[Structured figure records]
..............................

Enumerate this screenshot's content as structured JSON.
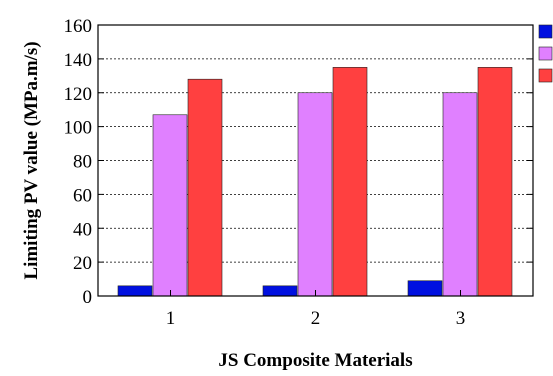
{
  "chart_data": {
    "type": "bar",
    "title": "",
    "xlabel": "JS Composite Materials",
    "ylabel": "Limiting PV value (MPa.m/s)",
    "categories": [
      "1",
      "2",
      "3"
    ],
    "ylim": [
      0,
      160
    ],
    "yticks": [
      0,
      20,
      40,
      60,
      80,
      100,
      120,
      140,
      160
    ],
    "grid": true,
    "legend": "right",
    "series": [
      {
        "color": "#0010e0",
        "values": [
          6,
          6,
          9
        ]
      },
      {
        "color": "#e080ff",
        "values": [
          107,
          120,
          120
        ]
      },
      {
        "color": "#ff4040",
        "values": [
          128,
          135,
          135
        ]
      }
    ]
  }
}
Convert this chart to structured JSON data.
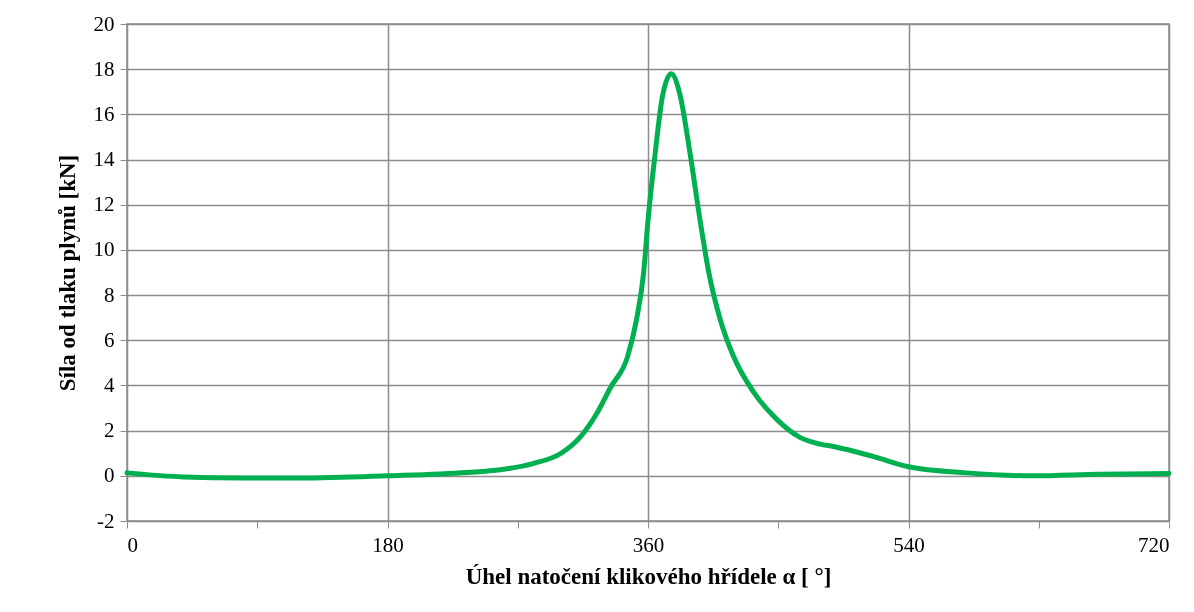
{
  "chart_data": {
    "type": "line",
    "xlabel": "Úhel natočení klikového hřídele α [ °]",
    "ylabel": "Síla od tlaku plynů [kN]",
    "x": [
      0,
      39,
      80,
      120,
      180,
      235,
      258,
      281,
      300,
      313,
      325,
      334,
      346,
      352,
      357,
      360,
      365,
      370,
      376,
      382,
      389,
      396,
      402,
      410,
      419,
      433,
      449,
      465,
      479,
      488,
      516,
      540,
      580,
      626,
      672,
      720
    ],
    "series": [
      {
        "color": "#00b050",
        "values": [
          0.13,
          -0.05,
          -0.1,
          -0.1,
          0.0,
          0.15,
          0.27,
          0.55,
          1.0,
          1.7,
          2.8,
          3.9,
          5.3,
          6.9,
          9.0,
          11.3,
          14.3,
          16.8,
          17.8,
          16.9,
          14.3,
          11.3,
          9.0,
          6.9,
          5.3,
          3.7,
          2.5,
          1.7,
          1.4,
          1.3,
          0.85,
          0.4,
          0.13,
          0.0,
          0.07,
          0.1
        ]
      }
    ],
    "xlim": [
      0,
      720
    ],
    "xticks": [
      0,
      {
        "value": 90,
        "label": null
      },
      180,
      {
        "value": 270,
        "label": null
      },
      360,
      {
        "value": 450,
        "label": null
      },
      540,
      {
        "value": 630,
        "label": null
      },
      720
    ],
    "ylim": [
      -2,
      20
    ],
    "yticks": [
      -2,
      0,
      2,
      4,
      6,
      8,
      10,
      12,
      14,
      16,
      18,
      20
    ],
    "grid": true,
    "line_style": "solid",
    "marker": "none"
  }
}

..............................

Task directions: Transcribe the records above exactly, leaving out every picture.

Solution to the problem:
Enumerate this screenshot's content as structured JSON.
{
  "chart_data": {
    "type": "bar",
    "title": "",
    "xlabel": "JS Composite Materials",
    "ylabel": "Limiting PV value (MPa.m/s)",
    "categories": [
      "1",
      "2",
      "3"
    ],
    "ylim": [
      0,
      160
    ],
    "yticks": [
      0,
      20,
      40,
      60,
      80,
      100,
      120,
      140,
      160
    ],
    "grid": true,
    "legend": "right",
    "series": [
      {
        "color": "#0010e0",
        "values": [
          6,
          6,
          9
        ]
      },
      {
        "color": "#e080ff",
        "values": [
          107,
          120,
          120
        ]
      },
      {
        "color": "#ff4040",
        "values": [
          128,
          135,
          135
        ]
      }
    ]
  }
}
Convert this chart to structured JSON data.
{
  "chart_data": {
    "type": "line",
    "xlabel": "Úhel natočení klikového hřídele α [ °]",
    "ylabel": "Síla od tlaku plynů [kN]",
    "x": [
      0,
      39,
      80,
      120,
      180,
      235,
      258,
      281,
      300,
      313,
      325,
      334,
      346,
      352,
      357,
      360,
      365,
      370,
      376,
      382,
      389,
      396,
      402,
      410,
      419,
      433,
      449,
      465,
      479,
      488,
      516,
      540,
      580,
      626,
      672,
      720
    ],
    "series": [
      {
        "color": "#00b050",
        "values": [
          0.13,
          -0.05,
          -0.1,
          -0.1,
          0.0,
          0.15,
          0.27,
          0.55,
          1.0,
          1.7,
          2.8,
          3.9,
          5.3,
          6.9,
          9.0,
          11.3,
          14.3,
          16.8,
          17.8,
          16.9,
          14.3,
          11.3,
          9.0,
          6.9,
          5.3,
          3.7,
          2.5,
          1.7,
          1.4,
          1.3,
          0.85,
          0.4,
          0.13,
          0.0,
          0.07,
          0.1
        ]
      }
    ],
    "xlim": [
      0,
      720
    ],
    "xticks": [
      0,
      {
        "value": 90,
        "label": null
      },
      180,
      {
        "value": 270,
        "label": null
      },
      360,
      {
        "value": 450,
        "label": null
      },
      540,
      {
        "value": 630,
        "label": null
      },
      720
    ],
    "ylim": [
      -2,
      20
    ],
    "yticks": [
      -2,
      0,
      2,
      4,
      6,
      8,
      10,
      12,
      14,
      16,
      18,
      20
    ],
    "grid": true,
    "line_style": "solid",
    "marker": "none"
  }
}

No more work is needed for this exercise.